» **Data to process**:
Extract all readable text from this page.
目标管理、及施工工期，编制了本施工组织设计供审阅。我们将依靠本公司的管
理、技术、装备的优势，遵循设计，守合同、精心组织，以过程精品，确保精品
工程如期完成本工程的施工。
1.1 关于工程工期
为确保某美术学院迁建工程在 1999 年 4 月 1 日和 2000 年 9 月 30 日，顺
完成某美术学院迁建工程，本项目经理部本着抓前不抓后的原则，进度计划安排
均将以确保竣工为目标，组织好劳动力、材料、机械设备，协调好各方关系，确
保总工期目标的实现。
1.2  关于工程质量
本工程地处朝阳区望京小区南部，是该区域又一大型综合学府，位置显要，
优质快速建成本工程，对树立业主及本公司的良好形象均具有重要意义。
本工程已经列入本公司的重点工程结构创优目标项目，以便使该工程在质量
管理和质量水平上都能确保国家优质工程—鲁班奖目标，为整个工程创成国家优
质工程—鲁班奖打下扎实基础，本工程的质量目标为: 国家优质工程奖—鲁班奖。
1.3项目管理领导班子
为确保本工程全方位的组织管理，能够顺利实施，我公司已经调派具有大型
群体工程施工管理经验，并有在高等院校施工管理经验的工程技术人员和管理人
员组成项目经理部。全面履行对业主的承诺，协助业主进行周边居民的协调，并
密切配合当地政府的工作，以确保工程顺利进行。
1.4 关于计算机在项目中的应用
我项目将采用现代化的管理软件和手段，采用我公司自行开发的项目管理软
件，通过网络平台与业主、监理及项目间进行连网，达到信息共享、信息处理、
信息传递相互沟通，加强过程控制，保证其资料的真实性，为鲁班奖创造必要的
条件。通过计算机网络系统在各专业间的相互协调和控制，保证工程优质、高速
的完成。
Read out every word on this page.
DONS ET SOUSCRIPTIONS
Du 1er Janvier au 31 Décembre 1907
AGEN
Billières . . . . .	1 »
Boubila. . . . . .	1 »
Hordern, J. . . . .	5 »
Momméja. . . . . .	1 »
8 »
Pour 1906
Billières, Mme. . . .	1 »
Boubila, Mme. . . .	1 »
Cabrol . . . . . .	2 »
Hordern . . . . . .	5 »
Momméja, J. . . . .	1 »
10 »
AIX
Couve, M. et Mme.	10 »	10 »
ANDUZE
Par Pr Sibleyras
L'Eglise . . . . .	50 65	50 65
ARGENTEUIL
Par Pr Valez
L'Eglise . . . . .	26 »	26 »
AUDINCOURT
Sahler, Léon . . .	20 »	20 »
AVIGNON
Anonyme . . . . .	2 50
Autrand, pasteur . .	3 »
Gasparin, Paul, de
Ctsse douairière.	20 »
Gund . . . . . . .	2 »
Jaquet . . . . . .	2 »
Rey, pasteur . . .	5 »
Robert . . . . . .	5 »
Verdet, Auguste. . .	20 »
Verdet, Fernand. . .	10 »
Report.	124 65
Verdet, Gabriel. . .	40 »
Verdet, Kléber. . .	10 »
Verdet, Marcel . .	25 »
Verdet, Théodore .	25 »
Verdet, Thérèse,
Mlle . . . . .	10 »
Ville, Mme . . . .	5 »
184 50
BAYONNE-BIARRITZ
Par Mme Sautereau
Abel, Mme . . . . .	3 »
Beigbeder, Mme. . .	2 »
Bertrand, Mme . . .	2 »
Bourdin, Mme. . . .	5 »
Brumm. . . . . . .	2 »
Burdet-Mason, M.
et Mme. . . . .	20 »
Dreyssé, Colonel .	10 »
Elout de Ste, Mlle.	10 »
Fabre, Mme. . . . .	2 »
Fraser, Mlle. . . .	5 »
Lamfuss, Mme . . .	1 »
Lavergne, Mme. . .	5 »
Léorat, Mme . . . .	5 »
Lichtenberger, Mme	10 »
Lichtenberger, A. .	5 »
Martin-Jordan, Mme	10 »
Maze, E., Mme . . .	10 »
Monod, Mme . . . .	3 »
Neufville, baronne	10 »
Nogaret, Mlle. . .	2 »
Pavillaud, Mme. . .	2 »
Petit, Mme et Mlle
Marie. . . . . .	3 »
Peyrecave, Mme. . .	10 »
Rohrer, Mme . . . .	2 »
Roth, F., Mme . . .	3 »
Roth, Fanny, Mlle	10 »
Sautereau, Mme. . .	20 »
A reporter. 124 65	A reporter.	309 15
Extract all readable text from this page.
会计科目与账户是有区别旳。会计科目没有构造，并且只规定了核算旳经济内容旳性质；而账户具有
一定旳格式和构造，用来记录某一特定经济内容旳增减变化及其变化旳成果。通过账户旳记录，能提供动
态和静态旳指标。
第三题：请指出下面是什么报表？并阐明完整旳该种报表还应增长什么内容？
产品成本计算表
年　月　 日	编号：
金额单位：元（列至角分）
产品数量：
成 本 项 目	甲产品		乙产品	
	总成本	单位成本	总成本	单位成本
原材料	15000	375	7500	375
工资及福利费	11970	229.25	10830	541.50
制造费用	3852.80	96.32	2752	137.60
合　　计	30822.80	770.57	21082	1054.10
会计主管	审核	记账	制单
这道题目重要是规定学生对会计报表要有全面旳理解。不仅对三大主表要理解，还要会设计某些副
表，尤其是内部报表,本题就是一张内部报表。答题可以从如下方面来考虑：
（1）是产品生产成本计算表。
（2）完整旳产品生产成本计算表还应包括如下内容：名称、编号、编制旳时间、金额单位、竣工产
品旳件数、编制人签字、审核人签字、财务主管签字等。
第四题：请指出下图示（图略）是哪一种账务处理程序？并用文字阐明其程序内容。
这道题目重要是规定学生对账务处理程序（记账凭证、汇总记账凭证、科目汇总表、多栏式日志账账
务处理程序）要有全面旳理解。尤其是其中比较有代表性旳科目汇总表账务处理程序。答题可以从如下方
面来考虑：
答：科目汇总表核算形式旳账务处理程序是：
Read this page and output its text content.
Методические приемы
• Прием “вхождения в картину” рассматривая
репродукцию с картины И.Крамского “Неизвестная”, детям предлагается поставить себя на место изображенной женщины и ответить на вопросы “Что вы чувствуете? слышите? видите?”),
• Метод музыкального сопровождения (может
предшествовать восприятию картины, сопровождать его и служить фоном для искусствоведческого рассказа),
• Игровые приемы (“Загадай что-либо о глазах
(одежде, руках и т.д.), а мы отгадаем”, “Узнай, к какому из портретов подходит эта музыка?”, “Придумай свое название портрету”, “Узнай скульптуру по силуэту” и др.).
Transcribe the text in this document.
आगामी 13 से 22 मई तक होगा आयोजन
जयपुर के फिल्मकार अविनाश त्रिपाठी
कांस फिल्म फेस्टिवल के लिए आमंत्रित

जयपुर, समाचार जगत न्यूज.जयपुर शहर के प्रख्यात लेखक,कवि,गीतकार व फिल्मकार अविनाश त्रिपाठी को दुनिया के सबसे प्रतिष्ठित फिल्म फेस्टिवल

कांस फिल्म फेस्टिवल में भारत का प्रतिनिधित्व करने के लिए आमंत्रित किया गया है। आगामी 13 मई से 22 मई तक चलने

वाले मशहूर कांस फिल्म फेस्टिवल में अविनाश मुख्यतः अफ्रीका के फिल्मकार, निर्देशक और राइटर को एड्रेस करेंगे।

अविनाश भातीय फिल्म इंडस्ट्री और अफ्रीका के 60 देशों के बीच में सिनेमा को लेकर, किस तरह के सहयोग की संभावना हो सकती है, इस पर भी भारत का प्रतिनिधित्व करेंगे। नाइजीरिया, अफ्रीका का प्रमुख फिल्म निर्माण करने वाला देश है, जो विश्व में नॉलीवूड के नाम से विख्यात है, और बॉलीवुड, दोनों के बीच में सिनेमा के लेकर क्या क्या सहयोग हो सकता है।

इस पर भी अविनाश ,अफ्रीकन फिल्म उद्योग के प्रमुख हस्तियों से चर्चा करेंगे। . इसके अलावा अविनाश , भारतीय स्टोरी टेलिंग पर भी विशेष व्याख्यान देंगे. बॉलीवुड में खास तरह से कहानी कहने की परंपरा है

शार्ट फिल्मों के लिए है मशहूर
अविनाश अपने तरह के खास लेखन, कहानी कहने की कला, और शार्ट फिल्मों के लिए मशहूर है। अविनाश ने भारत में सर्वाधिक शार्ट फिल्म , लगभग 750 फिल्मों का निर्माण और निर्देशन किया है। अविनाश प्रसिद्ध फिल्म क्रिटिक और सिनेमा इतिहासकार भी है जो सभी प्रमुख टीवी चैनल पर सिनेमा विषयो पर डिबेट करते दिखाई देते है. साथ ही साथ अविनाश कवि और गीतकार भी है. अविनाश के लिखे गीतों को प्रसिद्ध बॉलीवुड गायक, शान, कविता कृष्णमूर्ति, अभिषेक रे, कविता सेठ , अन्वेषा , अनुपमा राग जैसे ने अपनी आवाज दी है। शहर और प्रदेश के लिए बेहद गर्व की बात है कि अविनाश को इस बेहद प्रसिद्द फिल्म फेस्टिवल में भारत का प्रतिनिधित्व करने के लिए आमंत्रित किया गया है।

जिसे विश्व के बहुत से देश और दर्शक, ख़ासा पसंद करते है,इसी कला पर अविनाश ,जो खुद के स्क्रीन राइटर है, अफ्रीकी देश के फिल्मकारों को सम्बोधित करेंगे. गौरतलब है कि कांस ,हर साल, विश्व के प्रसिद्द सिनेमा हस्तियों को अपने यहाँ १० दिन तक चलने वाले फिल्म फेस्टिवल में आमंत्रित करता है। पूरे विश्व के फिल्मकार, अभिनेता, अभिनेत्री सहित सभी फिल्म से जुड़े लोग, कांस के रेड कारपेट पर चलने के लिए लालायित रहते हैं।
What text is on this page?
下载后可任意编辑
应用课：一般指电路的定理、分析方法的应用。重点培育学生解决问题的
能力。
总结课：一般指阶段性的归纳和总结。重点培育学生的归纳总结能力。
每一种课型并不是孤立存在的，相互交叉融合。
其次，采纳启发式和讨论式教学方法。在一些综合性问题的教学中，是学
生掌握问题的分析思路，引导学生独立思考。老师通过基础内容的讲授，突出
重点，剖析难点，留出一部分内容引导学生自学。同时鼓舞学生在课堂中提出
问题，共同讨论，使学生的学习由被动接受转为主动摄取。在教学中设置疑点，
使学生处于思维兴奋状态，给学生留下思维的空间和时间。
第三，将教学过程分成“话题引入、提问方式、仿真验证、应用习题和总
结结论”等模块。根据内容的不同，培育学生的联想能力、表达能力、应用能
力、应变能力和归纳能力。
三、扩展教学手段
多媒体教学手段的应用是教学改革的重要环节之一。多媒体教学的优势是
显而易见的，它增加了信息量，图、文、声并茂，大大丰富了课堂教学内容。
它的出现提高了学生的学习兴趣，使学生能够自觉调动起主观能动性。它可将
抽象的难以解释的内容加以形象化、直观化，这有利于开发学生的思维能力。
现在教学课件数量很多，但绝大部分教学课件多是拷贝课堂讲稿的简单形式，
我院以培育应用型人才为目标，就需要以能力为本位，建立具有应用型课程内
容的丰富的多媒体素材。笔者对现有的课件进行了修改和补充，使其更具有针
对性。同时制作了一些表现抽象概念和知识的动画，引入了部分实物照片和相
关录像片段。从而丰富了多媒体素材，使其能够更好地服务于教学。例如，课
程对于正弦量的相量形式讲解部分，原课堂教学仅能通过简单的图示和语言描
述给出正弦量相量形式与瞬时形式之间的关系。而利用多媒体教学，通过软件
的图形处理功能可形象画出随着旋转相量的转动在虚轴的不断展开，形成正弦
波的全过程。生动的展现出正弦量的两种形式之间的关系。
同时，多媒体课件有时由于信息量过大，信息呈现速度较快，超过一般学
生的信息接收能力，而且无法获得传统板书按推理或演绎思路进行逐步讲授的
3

» **Given exercise**: Say the number of lines in the listing that hold "картины", with no added words.

» **Complete output**: 2